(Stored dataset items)
*****
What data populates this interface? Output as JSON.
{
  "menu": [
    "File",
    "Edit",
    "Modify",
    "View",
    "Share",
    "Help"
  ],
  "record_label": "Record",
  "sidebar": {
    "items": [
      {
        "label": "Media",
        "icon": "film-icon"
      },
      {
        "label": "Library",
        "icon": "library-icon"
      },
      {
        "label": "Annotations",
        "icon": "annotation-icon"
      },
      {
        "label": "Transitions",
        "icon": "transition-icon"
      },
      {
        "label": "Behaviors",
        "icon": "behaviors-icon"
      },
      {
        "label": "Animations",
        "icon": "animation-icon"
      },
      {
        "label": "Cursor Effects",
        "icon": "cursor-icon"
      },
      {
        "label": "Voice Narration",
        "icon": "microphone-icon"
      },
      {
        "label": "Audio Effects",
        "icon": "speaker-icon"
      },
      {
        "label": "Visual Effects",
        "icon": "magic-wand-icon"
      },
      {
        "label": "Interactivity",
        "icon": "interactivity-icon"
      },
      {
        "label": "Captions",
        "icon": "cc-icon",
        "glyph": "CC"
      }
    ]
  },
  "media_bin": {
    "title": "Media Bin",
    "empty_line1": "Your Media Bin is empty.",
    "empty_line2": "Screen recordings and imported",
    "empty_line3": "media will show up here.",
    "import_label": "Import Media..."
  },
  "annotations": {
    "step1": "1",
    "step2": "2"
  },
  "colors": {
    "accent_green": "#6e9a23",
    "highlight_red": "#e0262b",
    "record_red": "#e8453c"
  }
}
*****
[Objective]
Report how many lines of the entries hold the string "Effects". Provide the number alone.

[Expected output]
3